■ **Exercise details**
Repeat every record below exactly, but leave out any pictures.

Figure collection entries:

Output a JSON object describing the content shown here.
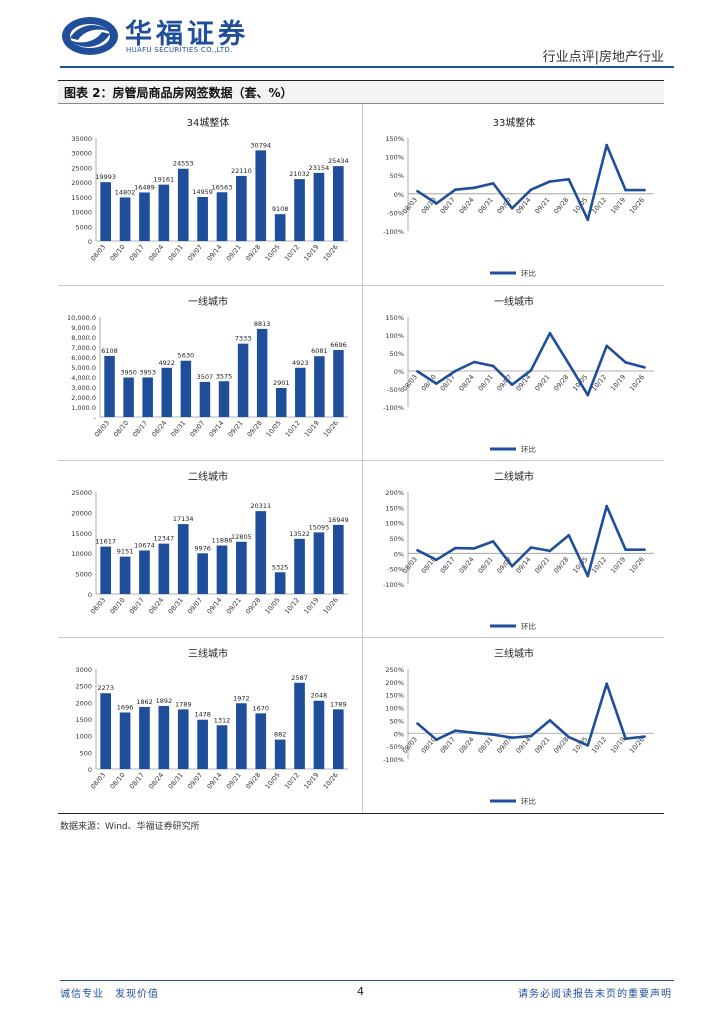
{
  "header": {
    "logo_cn": "华福证券",
    "logo_en": "HUAFU SECURITIES CO.,LTD.",
    "industry": "行业点评|房地产行业"
  },
  "figure": {
    "title": "图表 2：房管局商品房网签数据（套、%）"
  },
  "source": "数据来源：Wind、华福证券研究所",
  "footer": {
    "left": "诚信专业　发现价值",
    "page": "4",
    "right": "请务必阅读报告末页的重要声明"
  },
  "colors": {
    "bar": "#1f4e9a",
    "line": "#1f4e9a",
    "brand": "#1f4e9a"
  },
  "chart_data": [
    {
      "id": "bar-34",
      "type": "bar",
      "title": "34城整体",
      "categories": [
        "08/03",
        "08/10",
        "08/17",
        "08/24",
        "08/31",
        "09/07",
        "09/14",
        "09/21",
        "09/28",
        "10/05",
        "10/12",
        "10/19",
        "10/26"
      ],
      "values": [
        19993,
        14802,
        16489,
        19161,
        24553,
        14959,
        16563,
        22110,
        30794,
        9108,
        21032,
        23154,
        25434
      ],
      "value_labels": [
        "19993",
        "14802",
        "16489",
        "19161",
        "24553",
        "14959",
        "16563",
        "22110",
        "30794",
        "9108",
        "21032",
        "23154",
        "25434"
      ],
      "ylim": [
        0,
        35000
      ],
      "yticks": [
        0,
        5000,
        10000,
        15000,
        20000,
        25000,
        30000,
        35000
      ],
      "ytick_labels": [
        "0",
        "5000",
        "10000",
        "15000",
        "20000",
        "25000",
        "30000",
        "35000"
      ]
    },
    {
      "id": "line-34",
      "type": "line",
      "title": "33城整体",
      "categories": [
        "08/03",
        "08/10",
        "08/17",
        "08/24",
        "08/31",
        "09/07",
        "09/14",
        "09/21",
        "09/28",
        "10/05",
        "10/12",
        "10/19",
        "10/26"
      ],
      "values": [
        7,
        -26,
        11,
        16,
        28,
        -39,
        11,
        33,
        39,
        -70,
        131,
        10,
        10
      ],
      "legend": "环比",
      "ylim": [
        -100,
        150
      ],
      "yticks": [
        -100,
        -50,
        0,
        50,
        100,
        150
      ],
      "ytick_labels": [
        "-100%",
        "-50%",
        "0%",
        "50%",
        "100%",
        "150%"
      ]
    },
    {
      "id": "bar-t1",
      "type": "bar",
      "title": "一线城市",
      "categories": [
        "08/03",
        "08/10",
        "08/17",
        "08/24",
        "08/31",
        "09/07",
        "09/14",
        "09/21",
        "09/28",
        "10/05",
        "10/12",
        "10/19",
        "10/26"
      ],
      "values": [
        6108,
        3950,
        3953,
        4922,
        5630,
        3507,
        3575,
        7333,
        8813,
        2901,
        4923,
        6081,
        6696
      ],
      "value_labels": [
        "6108",
        "3950",
        "3953",
        "4922",
        "5630",
        "3507",
        "3575",
        "7333",
        "8813",
        "2901",
        "4923",
        "6081",
        "6696"
      ],
      "ylim": [
        0,
        10000
      ],
      "yticks": [
        0,
        1000,
        2000,
        3000,
        4000,
        5000,
        6000,
        7000,
        8000,
        9000,
        10000
      ],
      "ytick_labels": [
        "-",
        "1,000.0",
        "2,000.0",
        "3,000.0",
        "4,000.0",
        "5,000.0",
        "6,000.0",
        "7,000.0",
        "8,000.0",
        "9,000.0",
        "10,000.0"
      ]
    },
    {
      "id": "line-t1",
      "type": "line",
      "title": "一线城市",
      "categories": [
        "08/03",
        "08/10",
        "08/17",
        "08/24",
        "08/31",
        "09/07",
        "09/14",
        "09/21",
        "09/28",
        "10/05",
        "10/12",
        "10/19",
        "10/26"
      ],
      "values": [
        -1,
        -35,
        0,
        25,
        14,
        -38,
        2,
        105,
        20,
        -67,
        70,
        24,
        10
      ],
      "legend": "环比",
      "ylim": [
        -100,
        150
      ],
      "yticks": [
        -100,
        -50,
        0,
        50,
        100,
        150
      ],
      "ytick_labels": [
        "-100%",
        "-50%",
        "0%",
        "50%",
        "100%",
        "150%"
      ]
    },
    {
      "id": "bar-t2",
      "type": "bar",
      "title": "二线城市",
      "categories": [
        "08/03",
        "08/10",
        "08/17",
        "08/24",
        "08/31",
        "09/07",
        "09/14",
        "09/21",
        "09/28",
        "10/05",
        "10/12",
        "10/19",
        "10/26"
      ],
      "values": [
        11617,
        9151,
        10674,
        12347,
        17134,
        9976,
        11886,
        12805,
        20311,
        5325,
        13522,
        15095,
        16949
      ],
      "value_labels": [
        "11617",
        "9151",
        "10674",
        "12347",
        "17134",
        "9976",
        "11886",
        "12805",
        "20311",
        "5325",
        "13522",
        "15095",
        "16949"
      ],
      "ylim": [
        0,
        25000
      ],
      "yticks": [
        0,
        5000,
        10000,
        15000,
        20000,
        25000
      ],
      "ytick_labels": [
        "0",
        "5000",
        "10000",
        "15000",
        "20000",
        "25000"
      ]
    },
    {
      "id": "line-t2",
      "type": "line",
      "title": "二线城市",
      "categories": [
        "08/03",
        "08/10",
        "08/17",
        "08/24",
        "08/31",
        "09/07",
        "09/14",
        "09/21",
        "09/28",
        "10/05",
        "10/12",
        "10/19",
        "10/26"
      ],
      "values": [
        10,
        -21,
        17,
        16,
        39,
        -42,
        19,
        8,
        59,
        -74,
        154,
        12,
        12
      ],
      "legend": "环比",
      "ylim": [
        -100,
        200
      ],
      "yticks": [
        -100,
        -50,
        0,
        50,
        100,
        150,
        200
      ],
      "ytick_labels": [
        "-100%",
        "-50%",
        "0%",
        "50%",
        "100%",
        "150%",
        "200%"
      ]
    },
    {
      "id": "bar-t3",
      "type": "bar",
      "title": "三线城市",
      "categories": [
        "08/03",
        "08/10",
        "08/17",
        "08/24",
        "08/31",
        "09/07",
        "09/14",
        "09/21",
        "09/28",
        "10/05",
        "10/12",
        "10/19",
        "10/26"
      ],
      "values": [
        2273,
        1696,
        1862,
        1892,
        1789,
        1478,
        1312,
        1972,
        1670,
        882,
        2587,
        2048,
        1789
      ],
      "value_labels": [
        "2273",
        "1696",
        "1862",
        "1892",
        "1789",
        "1478",
        "1312",
        "1972",
        "1670",
        "882",
        "2587",
        "2048",
        "1789"
      ],
      "ylim": [
        0,
        3000
      ],
      "yticks": [
        0,
        500,
        1000,
        1500,
        2000,
        2500,
        3000
      ],
      "ytick_labels": [
        "0",
        "500",
        "1000",
        "1500",
        "2000",
        "2500",
        "3000"
      ]
    },
    {
      "id": "line-t3",
      "type": "line",
      "title": "三线城市",
      "categories": [
        "08/03",
        "08/10",
        "08/17",
        "08/24",
        "08/31",
        "09/07",
        "09/14",
        "09/21",
        "09/28",
        "10/05",
        "10/12",
        "10/19",
        "10/26"
      ],
      "values": [
        38,
        -25,
        10,
        2,
        -5,
        -17,
        -11,
        50,
        -15,
        -47,
        193,
        -21,
        -13
      ],
      "legend": "环比",
      "ylim": [
        -100,
        250
      ],
      "yticks": [
        -100,
        -50,
        0,
        50,
        100,
        150,
        200,
        250
      ],
      "ytick_labels": [
        "-100%",
        "-50%",
        "0%",
        "50%",
        "100%",
        "150%",
        "200%",
        "250%"
      ]
    }
  ]
}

■ **Task response**
Output a JSON object describing the content shown here.
{
  "header": {
    "logo_cn": "华福证券",
    "logo_en": "HUAFU SECURITIES CO.,LTD.",
    "industry": "行业点评|房地产行业"
  },
  "figure": {
    "title": "图表 2：房管局商品房网签数据（套、%）"
  },
  "source": "数据来源：Wind、华福证券研究所",
  "footer": {
    "left": "诚信专业　发现价值",
    "page": "4",
    "right": "请务必阅读报告末页的重要声明"
  },
  "colors": {
    "bar": "#1f4e9a",
    "line": "#1f4e9a",
    "brand": "#1f4e9a"
  },
  "chart_data": [
    {
      "id": "bar-34",
      "type": "bar",
      "title": "34城整体",
      "categories": [
        "08/03",
        "08/10",
        "08/17",
        "08/24",
        "08/31",
        "09/07",
        "09/14",
        "09/21",
        "09/28",
        "10/05",
        "10/12",
        "10/19",
        "10/26"
      ],
      "values": [
        19993,
        14802,
        16489,
        19161,
        24553,
        14959,
        16563,
        22110,
        30794,
        9108,
        21032,
        23154,
        25434
      ],
      "value_labels": [
        "19993",
        "14802",
        "16489",
        "19161",
        "24553",
        "14959",
        "16563",
        "22110",
        "30794",
        "9108",
        "21032",
        "23154",
        "25434"
      ],
      "ylim": [
        0,
        35000
      ],
      "yticks": [
        0,
        5000,
        10000,
        15000,
        20000,
        25000,
        30000,
        35000
      ],
      "ytick_labels": [
        "0",
        "5000",
        "10000",
        "15000",
        "20000",
        "25000",
        "30000",
        "35000"
      ]
    },
    {
      "id": "line-34",
      "type": "line",
      "title": "33城整体",
      "categories": [
        "08/03",
        "08/10",
        "08/17",
        "08/24",
        "08/31",
        "09/07",
        "09/14",
        "09/21",
        "09/28",
        "10/05",
        "10/12",
        "10/19",
        "10/26"
      ],
      "values": [
        7,
        -26,
        11,
        16,
        28,
        -39,
        11,
        33,
        39,
        -70,
        131,
        10,
        10
      ],
      "legend": "环比",
      "ylim": [
        -100,
        150
      ],
      "yticks": [
        -100,
        -50,
        0,
        50,
        100,
        150
      ],
      "ytick_labels": [
        "-100%",
        "-50%",
        "0%",
        "50%",
        "100%",
        "150%"
      ]
    },
    {
      "id": "bar-t1",
      "type": "bar",
      "title": "一线城市",
      "categories": [
        "08/03",
        "08/10",
        "08/17",
        "08/24",
        "08/31",
        "09/07",
        "09/14",
        "09/21",
        "09/28",
        "10/05",
        "10/12",
        "10/19",
        "10/26"
      ],
      "values": [
        6108,
        3950,
        3953,
        4922,
        5630,
        3507,
        3575,
        7333,
        8813,
        2901,
        4923,
        6081,
        6696
      ],
      "value_labels": [
        "6108",
        "3950",
        "3953",
        "4922",
        "5630",
        "3507",
        "3575",
        "7333",
        "8813",
        "2901",
        "4923",
        "6081",
        "6696"
      ],
      "ylim": [
        0,
        10000
      ],
      "yticks": [
        0,
        1000,
        2000,
        3000,
        4000,
        5000,
        6000,
        7000,
        8000,
        9000,
        10000
      ],
      "ytick_labels": [
        "-",
        "1,000.0",
        "2,000.0",
        "3,000.0",
        "4,000.0",
        "5,000.0",
        "6,000.0",
        "7,000.0",
        "8,000.0",
        "9,000.0",
        "10,000.0"
      ]
    },
    {
      "id": "line-t1",
      "type": "line",
      "title": "一线城市",
      "categories": [
        "08/03",
        "08/10",
        "08/17",
        "08/24",
        "08/31",
        "09/07",
        "09/14",
        "09/21",
        "09/28",
        "10/05",
        "10/12",
        "10/19",
        "10/26"
      ],
      "values": [
        -1,
        -35,
        0,
        25,
        14,
        -38,
        2,
        105,
        20,
        -67,
        70,
        24,
        10
      ],
      "legend": "环比",
      "ylim": [
        -100,
        150
      ],
      "yticks": [
        -100,
        -50,
        0,
        50,
        100,
        150
      ],
      "ytick_labels": [
        "-100%",
        "-50%",
        "0%",
        "50%",
        "100%",
        "150%"
      ]
    },
    {
      "id": "bar-t2",
      "type": "bar",
      "title": "二线城市",
      "categories": [
        "08/03",
        "08/10",
        "08/17",
        "08/24",
        "08/31",
        "09/07",
        "09/14",
        "09/21",
        "09/28",
        "10/05",
        "10/12",
        "10/19",
        "10/26"
      ],
      "values": [
        11617,
        9151,
        10674,
        12347,
        17134,
        9976,
        11886,
        12805,
        20311,
        5325,
        13522,
        15095,
        16949
      ],
      "value_labels": [
        "11617",
        "9151",
        "10674",
        "12347",
        "17134",
        "9976",
        "11886",
        "12805",
        "20311",
        "5325",
        "13522",
        "15095",
        "16949"
      ],
      "ylim": [
        0,
        25000
      ],
      "yticks": [
        0,
        5000,
        10000,
        15000,
        20000,
        25000
      ],
      "ytick_labels": [
        "0",
        "5000",
        "10000",
        "15000",
        "20000",
        "25000"
      ]
    },
    {
      "id": "line-t2",
      "type": "line",
      "title": "二线城市",
      "categories": [
        "08/03",
        "08/10",
        "08/17",
        "08/24",
        "08/31",
        "09/07",
        "09/14",
        "09/21",
        "09/28",
        "10/05",
        "10/12",
        "10/19",
        "10/26"
      ],
      "values": [
        10,
        -21,
        17,
        16,
        39,
        -42,
        19,
        8,
        59,
        -74,
        154,
        12,
        12
      ],
      "legend": "环比",
      "ylim": [
        -100,
        200
      ],
      "yticks": [
        -100,
        -50,
        0,
        50,
        100,
        150,
        200
      ],
      "ytick_labels": [
        "-100%",
        "-50%",
        "0%",
        "50%",
        "100%",
        "150%",
        "200%"
      ]
    },
    {
      "id": "bar-t3",
      "type": "bar",
      "title": "三线城市",
      "categories": [
        "08/03",
        "08/10",
        "08/17",
        "08/24",
        "08/31",
        "09/07",
        "09/14",
        "09/21",
        "09/28",
        "10/05",
        "10/12",
        "10/19",
        "10/26"
      ],
      "values": [
        2273,
        1696,
        1862,
        1892,
        1789,
        1478,
        1312,
        1972,
        1670,
        882,
        2587,
        2048,
        1789
      ],
      "value_labels": [
        "2273",
        "1696",
        "1862",
        "1892",
        "1789",
        "1478",
        "1312",
        "1972",
        "1670",
        "882",
        "2587",
        "2048",
        "1789"
      ],
      "ylim": [
        0,
        3000
      ],
      "yticks": [
        0,
        500,
        1000,
        1500,
        2000,
        2500,
        3000
      ],
      "ytick_labels": [
        "0",
        "500",
        "1000",
        "1500",
        "2000",
        "2500",
        "3000"
      ]
    },
    {
      "id": "line-t3",
      "type": "line",
      "title": "三线城市",
      "categories": [
        "08/03",
        "08/10",
        "08/17",
        "08/24",
        "08/31",
        "09/07",
        "09/14",
        "09/21",
        "09/28",
        "10/05",
        "10/12",
        "10/19",
        "10/26"
      ],
      "values": [
        38,
        -25,
        10,
        2,
        -5,
        -17,
        -11,
        50,
        -15,
        -47,
        193,
        -21,
        -13
      ],
      "legend": "环比",
      "ylim": [
        -100,
        250
      ],
      "yticks": [
        -100,
        -50,
        0,
        50,
        100,
        150,
        200,
        250
      ],
      "ytick_labels": [
        "-100%",
        "-50%",
        "0%",
        "50%",
        "100%",
        "150%",
        "200%",
        "250%"
      ]
    }
  ]
}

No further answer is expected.